- Saved data entries
◆ ◆ ◆ ◆ ◆

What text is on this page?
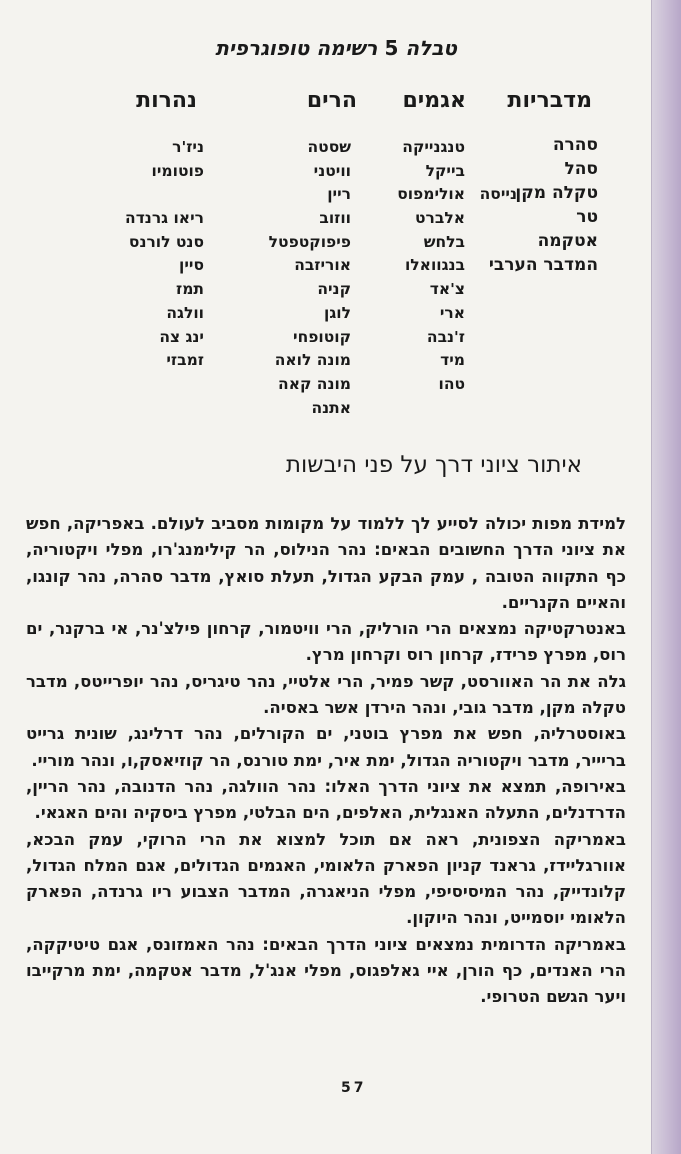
טבלה5רשימה טופוגרפית
מדבריות
אגמים
הרים
נהרות
סהרה
סהל
טקלה מקן
טר
אטקמה
המדבר הערבי
נייסה
טנגנייקה
בייקל
אולימפוס
אלברט
בלחש
בנגוואלו
צ'אד
ארי
ז'נבה
מיד
טהו
שסטה
וויטני
ריין
ווזוב
פיפוקטפטל
אוריזבה
קניה
לוגן
קוטופחי
מונה לואה
מונה קאה
אתנה
ניז'ר
פוטומיו
ריאו גרנדה
סנט לורנס
סיין
תמז
וולגה
ינג צה
זמבזי
איתור ציוני דרך על פני היבשות

למידת מפות יכולה לסייע לך ללמוד על מקומות מסביב לעולם. באפריקה, חפש את ציוני הדרך החשובים הבאים: נהר הנילוס, הר קילימנג'רו, מפלי ויקטוריה, כף התקווה הטובה , עמק הבקע הגדול, תעלת סואץ, מדבר סהרה, נהר קונגו, והאיים הקנריים.

באנטרקטיקה נמצאים הרי הורליק, הרי וויטמור, קרחון פילצ'נר, אי ברקנר, ים רוס, מפרץ פרידז, קרחון רוס וקרחון מרץ.

גלה את הר האוורסט, קשר פמיר, הרי אלטיי, נהר טיגריס, נהר יופרייטס, מדבר טקלה מקן, מדבר גובי, ונהר הירדן אשר באסיה.

באוסטרליה, חפש את מפרץ בוטני, ים הקורלים, נהר דרלינג, שונית גרייט בריייר, מדבר ויקטוריה הגדול, ימת איר, ימת טורנס, הר קוזיאסק,ו, ונהר מוריי.

באירופה, תמצא את ציוני הדרך האלו: נהר הוולגה, נהר הדנובה, נהר הריין, הדרדנלים, התעלה האנגלית, האלפים, הים הבלטי, מפרץ ביסקיה והים האגאי.

באמריקה הצפונית, ראה אם תוכל למצוא את הרי הרוקי, עמק הבכא, אוורגליידז, גראנד קניון הפארק הלאומי, האגמים הגדולים, אגם המלח הגדול, קלונדייק, נהר המיסיסיפי, מפלי הניאגרה, המדבר הצבוע ריו גרנדה, הפארק הלאומי יוסמייט, ונהר היוקון.

באמריקה הדרומית נמצאים ציוני הדרך הבאים: נהר האמזונס, אגם טיטיקקה, הרי האנדים, כף הורן, איי גאלפגוס, מפלי אנג'ל, מדבר אטקמה, ימת מרקייבו ויער הגשם הטרופי.

57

◆ ◆ ◆ ◆ ◆

- TASK INSTRUCTIONS
Transcribe every line from the records above without alteration, and leave out the images.

- COMPLETED TASK
What text is on this page?
טבלה5רשימה טופוגרפית
מדבריות
אגמים
הרים
נהרות
סהרה
סהל
טקלה מקן
טר
אטקמה
המדבר הערבי
נייסה
טנגנייקה
בייקל
אולימפוס
אלברט
בלחש
בנגוואלו
צ'אד
ארי
ז'נבה
מיד
טהו
שסטה
וויטני
ריין
ווזוב
פיפוקטפטל
אוריזבה
קניה
לוגן
קוטופחי
מונה לואה
מונה קאה
אתנה
ניז'ר
פוטומיו
ריאו גרנדה
סנט לורנס
סיין
תמז
וולגה
ינג צה
זמבזי
איתור ציוני דרך על פני היבשות

למידת מפות יכולה לסייע לך ללמוד על מקומות מסביב לעולם. באפריקה, חפש את ציוני הדרך החשובים הבאים: נהר הנילוס, הר קילימנג'רו, מפלי ויקטוריה, כף התקווה הטובה , עמק הבקע הגדול, תעלת סואץ, מדבר סהרה, נהר קונגו, והאיים הקנריים.

באנטרקטיקה נמצאים הרי הורליק, הרי וויטמור, קרחון פילצ'נר, אי ברקנר, ים רוס, מפרץ פרידז, קרחון רוס וקרחון מרץ.

גלה את הר האוורסט, קשר פמיר, הרי אלטיי, נהר טיגריס, נהר יופרייטס, מדבר טקלה מקן, מדבר גובי, ונהר הירדן אשר באסיה.

באוסטרליה, חפש את מפרץ בוטני, ים הקורלים, נהר דרלינג, שונית גרייט בריייר, מדבר ויקטוריה הגדול, ימת איר, ימת טורנס, הר קוזיאסק,ו, ונהר מוריי.

באירופה, תמצא את ציוני הדרך האלו: נהר הוולגה, נהר הדנובה, נהר הריין, הדרדנלים, התעלה האנגלית, האלפים, הים הבלטי, מפרץ ביסקיה והים האגאי.

באמריקה הצפונית, ראה אם תוכל למצוא את הרי הרוקי, עמק הבכא, אוורגליידז, גראנד קניון הפארק הלאומי, האגמים הגדולים, אגם המלח הגדול, קלונדייק, נהר המיסיסיפי, מפלי הניאגרה, המדבר הצבוע ריו גרנדה, הפארק הלאומי יוסמייט, ונהר היוקון.

באמריקה הדרומית נמצאים ציוני הדרך הבאים: נהר האמזונס, אגם טיטיקקה, הרי האנדים, כף הורן, איי גאלפגוס, מפלי אנג'ל, מדבר אטקמה, ימת מרקייבו ויער הגשם הטרופי.

57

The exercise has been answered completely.